===== Extracted information

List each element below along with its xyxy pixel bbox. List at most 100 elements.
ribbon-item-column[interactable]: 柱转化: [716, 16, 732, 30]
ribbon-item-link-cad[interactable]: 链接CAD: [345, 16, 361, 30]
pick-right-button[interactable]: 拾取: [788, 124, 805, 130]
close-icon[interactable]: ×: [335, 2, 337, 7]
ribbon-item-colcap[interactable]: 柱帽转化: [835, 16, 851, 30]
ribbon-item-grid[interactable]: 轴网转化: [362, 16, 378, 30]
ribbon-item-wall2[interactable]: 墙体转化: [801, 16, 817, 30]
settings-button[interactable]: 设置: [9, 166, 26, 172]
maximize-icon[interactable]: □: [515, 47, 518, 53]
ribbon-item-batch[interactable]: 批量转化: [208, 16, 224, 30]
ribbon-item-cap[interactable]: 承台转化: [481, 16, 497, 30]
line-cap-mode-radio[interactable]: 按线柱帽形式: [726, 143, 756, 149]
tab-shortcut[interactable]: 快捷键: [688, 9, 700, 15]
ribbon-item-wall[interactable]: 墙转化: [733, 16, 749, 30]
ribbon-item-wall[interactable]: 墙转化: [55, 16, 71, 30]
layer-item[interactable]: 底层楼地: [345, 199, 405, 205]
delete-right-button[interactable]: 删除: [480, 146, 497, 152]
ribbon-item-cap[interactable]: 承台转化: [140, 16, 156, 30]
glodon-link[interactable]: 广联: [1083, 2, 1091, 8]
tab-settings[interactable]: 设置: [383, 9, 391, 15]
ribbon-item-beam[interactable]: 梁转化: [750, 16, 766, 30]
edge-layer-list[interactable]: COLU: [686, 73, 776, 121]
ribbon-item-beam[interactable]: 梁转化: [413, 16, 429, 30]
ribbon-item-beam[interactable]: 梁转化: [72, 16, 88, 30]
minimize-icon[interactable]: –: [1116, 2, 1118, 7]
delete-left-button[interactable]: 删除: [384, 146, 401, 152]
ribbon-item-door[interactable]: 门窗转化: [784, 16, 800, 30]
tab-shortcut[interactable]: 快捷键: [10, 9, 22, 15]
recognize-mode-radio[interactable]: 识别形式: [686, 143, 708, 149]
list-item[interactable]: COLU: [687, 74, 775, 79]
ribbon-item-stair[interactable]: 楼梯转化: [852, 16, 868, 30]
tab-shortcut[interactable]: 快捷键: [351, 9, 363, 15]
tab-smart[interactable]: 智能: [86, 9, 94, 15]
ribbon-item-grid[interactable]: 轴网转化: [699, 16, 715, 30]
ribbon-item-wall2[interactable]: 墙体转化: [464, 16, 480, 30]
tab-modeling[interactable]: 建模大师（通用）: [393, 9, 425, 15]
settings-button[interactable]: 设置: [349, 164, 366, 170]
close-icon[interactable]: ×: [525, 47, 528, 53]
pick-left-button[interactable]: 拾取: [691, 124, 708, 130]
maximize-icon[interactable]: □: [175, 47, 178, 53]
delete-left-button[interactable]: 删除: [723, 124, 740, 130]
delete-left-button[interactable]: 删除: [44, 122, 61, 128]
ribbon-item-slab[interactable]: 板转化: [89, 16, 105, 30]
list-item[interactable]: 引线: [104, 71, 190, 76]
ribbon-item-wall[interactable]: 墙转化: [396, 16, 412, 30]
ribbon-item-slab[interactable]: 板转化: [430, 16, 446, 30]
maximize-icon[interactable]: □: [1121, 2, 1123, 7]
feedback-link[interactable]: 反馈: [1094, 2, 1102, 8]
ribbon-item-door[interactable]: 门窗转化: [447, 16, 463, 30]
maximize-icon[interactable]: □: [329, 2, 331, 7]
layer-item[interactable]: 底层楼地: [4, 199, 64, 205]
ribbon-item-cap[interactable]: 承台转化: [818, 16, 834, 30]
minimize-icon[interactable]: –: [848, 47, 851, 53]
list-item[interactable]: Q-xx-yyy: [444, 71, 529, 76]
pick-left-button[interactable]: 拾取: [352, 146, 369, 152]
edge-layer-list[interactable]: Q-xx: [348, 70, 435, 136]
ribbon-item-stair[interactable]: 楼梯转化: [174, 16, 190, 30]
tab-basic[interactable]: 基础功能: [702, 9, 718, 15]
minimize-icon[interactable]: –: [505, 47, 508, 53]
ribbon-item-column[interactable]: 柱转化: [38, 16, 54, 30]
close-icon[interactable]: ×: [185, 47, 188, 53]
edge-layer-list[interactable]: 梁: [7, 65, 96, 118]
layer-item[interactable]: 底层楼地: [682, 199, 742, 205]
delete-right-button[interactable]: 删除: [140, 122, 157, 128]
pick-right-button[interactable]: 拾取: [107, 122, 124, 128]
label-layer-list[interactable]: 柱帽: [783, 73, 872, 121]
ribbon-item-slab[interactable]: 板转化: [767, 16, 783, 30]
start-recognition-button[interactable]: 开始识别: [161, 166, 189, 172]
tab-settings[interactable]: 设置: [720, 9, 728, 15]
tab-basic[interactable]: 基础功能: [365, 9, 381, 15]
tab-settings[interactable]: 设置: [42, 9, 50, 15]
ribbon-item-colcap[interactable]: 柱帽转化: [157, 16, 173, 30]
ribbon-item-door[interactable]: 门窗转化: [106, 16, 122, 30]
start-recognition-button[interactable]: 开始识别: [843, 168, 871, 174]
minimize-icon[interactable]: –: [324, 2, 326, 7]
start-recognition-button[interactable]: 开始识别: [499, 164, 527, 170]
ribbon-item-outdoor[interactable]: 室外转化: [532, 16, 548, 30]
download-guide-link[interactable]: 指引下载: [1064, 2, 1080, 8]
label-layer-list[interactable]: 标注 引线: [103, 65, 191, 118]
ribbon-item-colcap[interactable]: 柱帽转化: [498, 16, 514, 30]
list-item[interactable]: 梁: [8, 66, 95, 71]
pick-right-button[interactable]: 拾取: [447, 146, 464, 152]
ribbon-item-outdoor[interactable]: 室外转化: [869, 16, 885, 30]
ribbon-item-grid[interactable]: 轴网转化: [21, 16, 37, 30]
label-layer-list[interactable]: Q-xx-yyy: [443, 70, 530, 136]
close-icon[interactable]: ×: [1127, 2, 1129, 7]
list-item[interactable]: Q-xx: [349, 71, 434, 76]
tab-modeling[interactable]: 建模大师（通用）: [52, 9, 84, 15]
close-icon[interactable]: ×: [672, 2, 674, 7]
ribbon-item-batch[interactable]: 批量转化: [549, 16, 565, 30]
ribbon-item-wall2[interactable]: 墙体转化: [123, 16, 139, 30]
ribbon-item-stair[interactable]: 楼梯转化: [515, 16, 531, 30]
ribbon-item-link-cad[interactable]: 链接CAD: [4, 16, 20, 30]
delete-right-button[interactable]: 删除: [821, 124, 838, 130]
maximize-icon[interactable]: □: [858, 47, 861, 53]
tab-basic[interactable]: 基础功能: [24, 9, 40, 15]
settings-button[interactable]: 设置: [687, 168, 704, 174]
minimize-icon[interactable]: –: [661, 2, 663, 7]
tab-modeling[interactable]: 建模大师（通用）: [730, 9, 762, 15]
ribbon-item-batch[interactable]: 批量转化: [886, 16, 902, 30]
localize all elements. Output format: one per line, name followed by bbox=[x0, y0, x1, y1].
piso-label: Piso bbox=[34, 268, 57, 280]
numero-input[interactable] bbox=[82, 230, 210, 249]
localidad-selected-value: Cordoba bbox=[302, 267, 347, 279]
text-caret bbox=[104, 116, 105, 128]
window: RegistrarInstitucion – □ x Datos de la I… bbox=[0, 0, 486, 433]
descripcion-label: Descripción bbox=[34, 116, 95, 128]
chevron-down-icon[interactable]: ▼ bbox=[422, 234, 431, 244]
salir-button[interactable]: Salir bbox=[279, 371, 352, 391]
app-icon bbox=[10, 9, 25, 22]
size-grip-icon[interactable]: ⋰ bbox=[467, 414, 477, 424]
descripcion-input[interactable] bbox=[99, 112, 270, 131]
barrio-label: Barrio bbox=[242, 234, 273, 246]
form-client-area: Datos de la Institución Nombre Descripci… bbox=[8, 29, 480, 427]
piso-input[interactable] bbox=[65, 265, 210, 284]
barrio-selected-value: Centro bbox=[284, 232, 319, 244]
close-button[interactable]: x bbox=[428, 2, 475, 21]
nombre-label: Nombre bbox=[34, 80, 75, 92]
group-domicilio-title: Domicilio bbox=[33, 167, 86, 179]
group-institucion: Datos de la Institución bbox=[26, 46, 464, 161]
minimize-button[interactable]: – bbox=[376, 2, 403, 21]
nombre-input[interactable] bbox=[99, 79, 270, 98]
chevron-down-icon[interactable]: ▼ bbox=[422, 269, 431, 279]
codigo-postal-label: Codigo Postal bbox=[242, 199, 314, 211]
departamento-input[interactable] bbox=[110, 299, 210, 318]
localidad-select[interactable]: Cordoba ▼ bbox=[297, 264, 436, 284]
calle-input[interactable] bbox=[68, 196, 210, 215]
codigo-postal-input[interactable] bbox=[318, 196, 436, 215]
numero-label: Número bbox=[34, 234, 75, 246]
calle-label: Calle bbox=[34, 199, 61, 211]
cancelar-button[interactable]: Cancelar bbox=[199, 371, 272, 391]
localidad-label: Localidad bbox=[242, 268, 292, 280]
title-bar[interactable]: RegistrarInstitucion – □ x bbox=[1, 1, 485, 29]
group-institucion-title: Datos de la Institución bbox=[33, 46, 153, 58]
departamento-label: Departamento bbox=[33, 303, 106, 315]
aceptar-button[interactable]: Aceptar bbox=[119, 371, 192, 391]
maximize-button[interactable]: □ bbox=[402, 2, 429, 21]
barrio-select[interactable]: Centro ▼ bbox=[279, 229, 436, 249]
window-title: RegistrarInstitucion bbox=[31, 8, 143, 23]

==========

Exercise goal: Rewrite the items as a numbered list, from the start of the records up to and including the line that contains "ribbon-item-wall[interactable]: 墙转化: [733, 16, 749, 30]", and leave out any blank lines.

Correct output:
1. List each element below along with its xyxy pixel bbox. List at most 100 elements.
2. ribbon-item-column[interactable]: 柱转化: [716, 16, 732, 30]
3. ribbon-item-link-cad[interactable]: 链接CAD: [345, 16, 361, 30]
4. pick-right-button[interactable]: 拾取: [788, 124, 805, 130]
5. close-icon[interactable]: ×: [335, 2, 337, 7]
6. ribbon-item-colcap[interactable]: 柱帽转化: [835, 16, 851, 30]
7. ribbon-item-grid[interactable]: 轴网转化: [362, 16, 378, 30]
8. ribbon-item-wall2[interactable]: 墙体转化: [801, 16, 817, 30]
9. settings-button[interactable]: 设置: [9, 166, 26, 172]
10. maximize-icon[interactable]: □: [515, 47, 518, 53]
11. ribbon-item-batch[interactable]: 批量转化: [208, 16, 224, 30]
12. ribbon-item-cap[interactable]: 承台转化: [481, 16, 497, 30]
13. line-cap-mode-radio[interactable]: 按线柱帽形式: [726, 143, 756, 149]
14. tab-shortcut[interactable]: 快捷键: [688, 9, 700, 15]
15. ribbon-item-wall[interactable]: 墙转化: [733, 16, 749, 30]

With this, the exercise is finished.